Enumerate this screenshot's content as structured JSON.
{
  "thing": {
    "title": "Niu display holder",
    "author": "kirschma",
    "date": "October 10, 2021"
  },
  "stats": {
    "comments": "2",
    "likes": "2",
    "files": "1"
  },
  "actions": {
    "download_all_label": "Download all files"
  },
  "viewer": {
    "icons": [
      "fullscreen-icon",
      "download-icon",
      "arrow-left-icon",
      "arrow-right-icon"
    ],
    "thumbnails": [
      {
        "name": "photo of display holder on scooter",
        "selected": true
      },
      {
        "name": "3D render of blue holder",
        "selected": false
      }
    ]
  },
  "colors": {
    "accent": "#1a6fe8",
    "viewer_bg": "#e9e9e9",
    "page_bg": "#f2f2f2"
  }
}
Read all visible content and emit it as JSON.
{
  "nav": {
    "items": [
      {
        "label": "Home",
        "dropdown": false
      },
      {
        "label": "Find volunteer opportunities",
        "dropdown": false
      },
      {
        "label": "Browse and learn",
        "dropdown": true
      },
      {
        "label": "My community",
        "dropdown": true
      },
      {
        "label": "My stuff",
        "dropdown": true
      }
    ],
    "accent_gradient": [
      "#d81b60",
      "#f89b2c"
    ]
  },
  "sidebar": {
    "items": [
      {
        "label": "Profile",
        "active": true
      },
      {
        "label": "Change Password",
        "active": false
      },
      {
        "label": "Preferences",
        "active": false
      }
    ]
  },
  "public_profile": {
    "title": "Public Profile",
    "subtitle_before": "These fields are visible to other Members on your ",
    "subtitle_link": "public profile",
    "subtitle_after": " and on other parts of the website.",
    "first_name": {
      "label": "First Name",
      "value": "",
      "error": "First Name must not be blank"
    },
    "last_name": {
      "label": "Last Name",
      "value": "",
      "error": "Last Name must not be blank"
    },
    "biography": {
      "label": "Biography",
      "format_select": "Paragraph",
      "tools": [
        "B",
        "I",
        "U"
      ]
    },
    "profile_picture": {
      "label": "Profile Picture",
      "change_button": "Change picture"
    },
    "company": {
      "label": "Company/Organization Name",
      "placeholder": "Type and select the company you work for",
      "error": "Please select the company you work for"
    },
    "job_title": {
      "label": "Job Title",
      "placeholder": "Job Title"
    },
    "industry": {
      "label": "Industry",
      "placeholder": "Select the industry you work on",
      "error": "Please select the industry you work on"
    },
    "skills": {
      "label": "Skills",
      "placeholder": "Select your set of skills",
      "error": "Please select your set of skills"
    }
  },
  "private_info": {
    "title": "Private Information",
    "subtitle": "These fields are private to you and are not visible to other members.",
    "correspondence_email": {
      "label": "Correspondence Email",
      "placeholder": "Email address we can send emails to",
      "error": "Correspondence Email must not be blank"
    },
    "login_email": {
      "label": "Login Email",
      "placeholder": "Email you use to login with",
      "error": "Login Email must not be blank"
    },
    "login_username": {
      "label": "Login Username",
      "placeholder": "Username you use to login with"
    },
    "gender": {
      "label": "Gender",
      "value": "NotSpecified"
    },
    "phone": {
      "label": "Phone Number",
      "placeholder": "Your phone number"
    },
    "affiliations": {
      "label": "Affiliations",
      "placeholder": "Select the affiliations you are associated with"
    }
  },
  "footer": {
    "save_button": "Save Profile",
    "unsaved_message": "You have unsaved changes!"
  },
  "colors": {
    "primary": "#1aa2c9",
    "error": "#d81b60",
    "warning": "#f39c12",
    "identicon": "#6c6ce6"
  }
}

···

> [Brief] Restate the whole of the material exactly.

> [Reply to the task]
Enumerate this screenshot's content as structured JSON.
{
  "thing": {
    "title": "Niu display holder",
    "author": "kirschma",
    "date": "October 10, 2021"
  },
  "stats": {
    "comments": "2",
    "likes": "2",
    "files": "1"
  },
  "actions": {
    "download_all_label": "Download all files"
  },
  "viewer": {
    "icons": [
      "fullscreen-icon",
      "download-icon",
      "arrow-left-icon",
      "arrow-right-icon"
    ],
    "thumbnails": [
      {
        "name": "photo of display holder on scooter",
        "selected": true
      },
      {
        "name": "3D render of blue holder",
        "selected": false
      }
    ]
  },
  "colors": {
    "accent": "#1a6fe8",
    "viewer_bg": "#e9e9e9",
    "page_bg": "#f2f2f2"
  }
}
Read all visible content and emit it as JSON.
{
  "nav": {
    "items": [
      {
        "label": "Home",
        "dropdown": false
      },
      {
        "label": "Find volunteer opportunities",
        "dropdown": false
      },
      {
        "label": "Browse and learn",
        "dropdown": true
      },
      {
        "label": "My community",
        "dropdown": true
      },
      {
        "label": "My stuff",
        "dropdown": true
      }
    ],
    "accent_gradient": [
      "#d81b60",
      "#f89b2c"
    ]
  },
  "sidebar": {
    "items": [
      {
        "label": "Profile",
        "active": true
      },
      {
        "label": "Change Password",
        "active": false
      },
      {
        "label": "Preferences",
        "active": false
      }
    ]
  },
  "public_profile": {
    "title": "Public Profile",
    "subtitle_before": "These fields are visible to other Members on your ",
    "subtitle_link": "public profile",
    "subtitle_after": " and on other parts of the website.",
    "first_name": {
      "label": "First Name",
      "value": "",
      "error": "First Name must not be blank"
    },
    "last_name": {
      "label": "Last Name",
      "value": "",
      "error": "Last Name must not be blank"
    },
    "biography": {
      "label": "Biography",
      "format_select": "Paragraph",
      "tools": [
        "B",
        "I",
        "U"
      ]
    },
    "profile_picture": {
      "label": "Profile Picture",
      "change_button": "Change picture"
    },
    "company": {
      "label": "Company/Organization Name",
      "placeholder": "Type and select the company you work for",
      "error": "Please select the company you work for"
    },
    "job_title": {
      "label": "Job Title",
      "placeholder": "Job Title"
    },
    "industry": {
      "label": "Industry",
      "placeholder": "Select the industry you work on",
      "error": "Please select the industry you work on"
    },
    "skills": {
      "label": "Skills",
      "placeholder": "Select your set of skills",
      "error": "Please select your set of skills"
    }
  },
  "private_info": {
    "title": "Private Information",
    "subtitle": "These fields are private to you and are not visible to other members.",
    "correspondence_email": {
      "label": "Correspondence Email",
      "placeholder": "Email address we can send emails to",
      "error": "Correspondence Email must not be blank"
    },
    "login_email": {
      "label": "Login Email",
      "placeholder": "Email you use to login with",
      "error": "Login Email must not be blank"
    },
    "login_username": {
      "label": "Login Username",
      "placeholder": "Username you use to login with"
    },
    "gender": {
      "label": "Gender",
      "value": "NotSpecified"
    },
    "phone": {
      "label": "Phone Number",
      "placeholder": "Your phone number"
    },
    "affiliations": {
      "label": "Affiliations",
      "placeholder": "Select the affiliations you are associated with"
    }
  },
  "footer": {
    "save_button": "Save Profile",
    "unsaved_message": "You have unsaved changes!"
  },
  "colors": {
    "primary": "#1aa2c9",
    "error": "#d81b60",
    "warning": "#f39c12",
    "identicon": "#6c6ce6"
  }
}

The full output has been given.